The task
In the data below, find every line with the string "JSON" and pull it out.

Extracts from a graphics dataset:
-=-=-
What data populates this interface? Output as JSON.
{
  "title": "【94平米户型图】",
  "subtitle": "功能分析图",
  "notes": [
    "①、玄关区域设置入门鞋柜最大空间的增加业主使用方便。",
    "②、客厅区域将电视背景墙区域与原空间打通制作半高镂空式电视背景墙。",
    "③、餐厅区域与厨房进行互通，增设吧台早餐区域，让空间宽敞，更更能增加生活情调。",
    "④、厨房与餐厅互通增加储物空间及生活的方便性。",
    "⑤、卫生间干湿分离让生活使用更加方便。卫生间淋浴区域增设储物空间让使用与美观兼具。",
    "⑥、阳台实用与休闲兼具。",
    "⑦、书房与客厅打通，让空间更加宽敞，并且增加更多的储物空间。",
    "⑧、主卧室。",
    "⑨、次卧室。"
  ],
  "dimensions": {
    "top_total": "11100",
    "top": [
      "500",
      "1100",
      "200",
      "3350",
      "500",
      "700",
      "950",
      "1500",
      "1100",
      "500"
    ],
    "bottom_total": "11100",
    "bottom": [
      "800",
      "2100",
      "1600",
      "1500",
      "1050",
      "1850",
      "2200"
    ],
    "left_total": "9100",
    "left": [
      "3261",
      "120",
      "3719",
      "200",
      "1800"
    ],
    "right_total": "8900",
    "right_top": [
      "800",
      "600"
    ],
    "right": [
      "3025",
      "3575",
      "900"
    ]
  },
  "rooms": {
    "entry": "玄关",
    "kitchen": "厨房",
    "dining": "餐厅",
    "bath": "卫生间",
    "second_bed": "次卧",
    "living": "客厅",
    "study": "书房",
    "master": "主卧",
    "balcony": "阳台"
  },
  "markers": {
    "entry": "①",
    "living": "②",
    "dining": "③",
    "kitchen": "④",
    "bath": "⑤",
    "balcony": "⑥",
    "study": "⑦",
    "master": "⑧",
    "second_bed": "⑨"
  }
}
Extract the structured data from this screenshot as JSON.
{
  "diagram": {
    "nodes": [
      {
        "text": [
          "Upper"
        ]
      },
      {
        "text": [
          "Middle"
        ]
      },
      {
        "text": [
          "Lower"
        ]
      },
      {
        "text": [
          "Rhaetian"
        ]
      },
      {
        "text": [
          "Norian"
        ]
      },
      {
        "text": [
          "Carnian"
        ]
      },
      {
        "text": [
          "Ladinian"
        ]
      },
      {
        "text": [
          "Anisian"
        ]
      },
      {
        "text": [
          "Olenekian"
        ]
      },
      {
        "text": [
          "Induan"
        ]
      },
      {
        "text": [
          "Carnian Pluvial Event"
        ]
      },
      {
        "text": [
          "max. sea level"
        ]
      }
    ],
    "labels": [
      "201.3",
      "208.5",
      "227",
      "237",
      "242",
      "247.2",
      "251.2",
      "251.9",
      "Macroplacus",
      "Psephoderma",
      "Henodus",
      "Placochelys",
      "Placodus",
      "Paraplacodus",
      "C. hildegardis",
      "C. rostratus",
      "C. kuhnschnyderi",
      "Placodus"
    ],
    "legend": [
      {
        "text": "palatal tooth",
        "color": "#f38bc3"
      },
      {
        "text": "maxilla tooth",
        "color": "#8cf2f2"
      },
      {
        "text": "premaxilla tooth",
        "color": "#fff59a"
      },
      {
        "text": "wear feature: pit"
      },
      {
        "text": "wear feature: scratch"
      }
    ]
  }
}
-=-=-
Answer for this exercise
What data populates this interface? Output as JSON.
Extract the structured data from this screenshot as JSON.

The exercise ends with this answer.